- _Extrait du texte_
Par un jugement n°2405264 du 25 septembre 2024, le magistrat désigné du tribunal administratif de Rennes a rejeté sa demande.
Procédure devant la cour :
Par une requête, enregistrée le 18 février 2025, M. A C, représenté par Me Baudet, demande à la cour :
1°) d’annuler ce jugement du 25 septembre 2024 du magistrat désigné du tribunal administratif de Rennes ;
2°) d’annuler les arrêtés du 1er septembre 2024 du préfet d’Ille-et-Vilaine ;
3°) d’enjoindre au préfet d’Ille-et-Vilaine de lui délivrer un titre de séjour ou de réexaminer sa situation et, dans l’attente, de le munir d’une autorisation provisoire de séjour et de travail dans le délai de quarante-huit heures à compter de la notification de l’arrêt à intervenir, sous astreinte 200 euros par jour de retard ;
4°) de mettre à la charge de l’Etat la somme de 2 000 euros au titre des dispositions des articles L. 761-1 du code de justice administrative et 37 de la loi du 10 juillet 1991.

- _Travail à réaliser_
• 1. Reproduisez le passage de l'extrait sur la procédure, en commençant par « Procédure devant la » et en poursuivant jusqu'à « 10 juillet 1991. ».
• 2. Veuillez expliquer, en une à trois phrases, sur quel fondement M. A C demande, selon l'extrait sur la procédure, que la somme de 2 000 euros soit mise à la charge de l'État.
Seul l'extrait doit servir de référence.

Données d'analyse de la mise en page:
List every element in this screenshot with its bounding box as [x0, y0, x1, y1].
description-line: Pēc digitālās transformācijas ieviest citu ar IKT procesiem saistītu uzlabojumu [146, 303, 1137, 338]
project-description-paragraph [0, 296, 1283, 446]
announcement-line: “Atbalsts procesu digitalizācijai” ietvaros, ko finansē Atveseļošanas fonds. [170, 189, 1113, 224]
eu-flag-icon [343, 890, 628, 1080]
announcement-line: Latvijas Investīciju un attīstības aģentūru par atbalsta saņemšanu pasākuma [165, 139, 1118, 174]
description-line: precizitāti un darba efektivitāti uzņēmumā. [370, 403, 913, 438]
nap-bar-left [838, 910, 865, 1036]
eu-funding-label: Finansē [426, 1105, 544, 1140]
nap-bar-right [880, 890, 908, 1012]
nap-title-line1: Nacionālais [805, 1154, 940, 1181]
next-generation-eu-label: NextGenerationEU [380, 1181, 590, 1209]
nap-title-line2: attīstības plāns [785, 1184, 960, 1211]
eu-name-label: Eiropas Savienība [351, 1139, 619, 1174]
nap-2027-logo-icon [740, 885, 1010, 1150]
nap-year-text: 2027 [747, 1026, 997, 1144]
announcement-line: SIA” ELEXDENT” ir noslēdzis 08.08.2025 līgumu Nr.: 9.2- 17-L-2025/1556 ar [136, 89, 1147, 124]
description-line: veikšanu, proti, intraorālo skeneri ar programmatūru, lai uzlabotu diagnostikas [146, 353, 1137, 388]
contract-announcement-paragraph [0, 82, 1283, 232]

- _Réponses fournies_
• 1.
Procédure devant la cour :
Par une requête, enregistrée le 18 février 2025, M. A C, représenté par Me Baudet, demande à la cour :
1°) d’annuler ce jugement du 25 septembre 2024 du magistrat désigné du tribunal administratif de Rennes ;
2°) d’annuler les arrêtés du 1er septembre 2024 du préfet d’Ille-et-Vilaine ;
3°) d’enjoindre au préfet d’Ille-et-Vilaine de lui délivrer un titre de séjour ou de réexaminer sa situation et, dans l’attente, de le munir d’une autorisation provisoire de séjour et de travail dans le délai de quarante-huit heures à compter de la notification de l’arrêt à intervenir, sous astreinte 200 euros par jour de retard ;
4°) de mettre à la charge de l’Etat la somme de 2 000 euros au titre des dispositions des articles L. 761-1 du code de justice administrative et 37 de la loi du 10 juillet 1991.

• 2. M. A C demande que la somme de 2 000 euros soit mise à la charge de l'État au titre des dispositions de l'article L. 761-1 du code de justice administrative et de l'article 37 de la loi du 10 juillet 1991.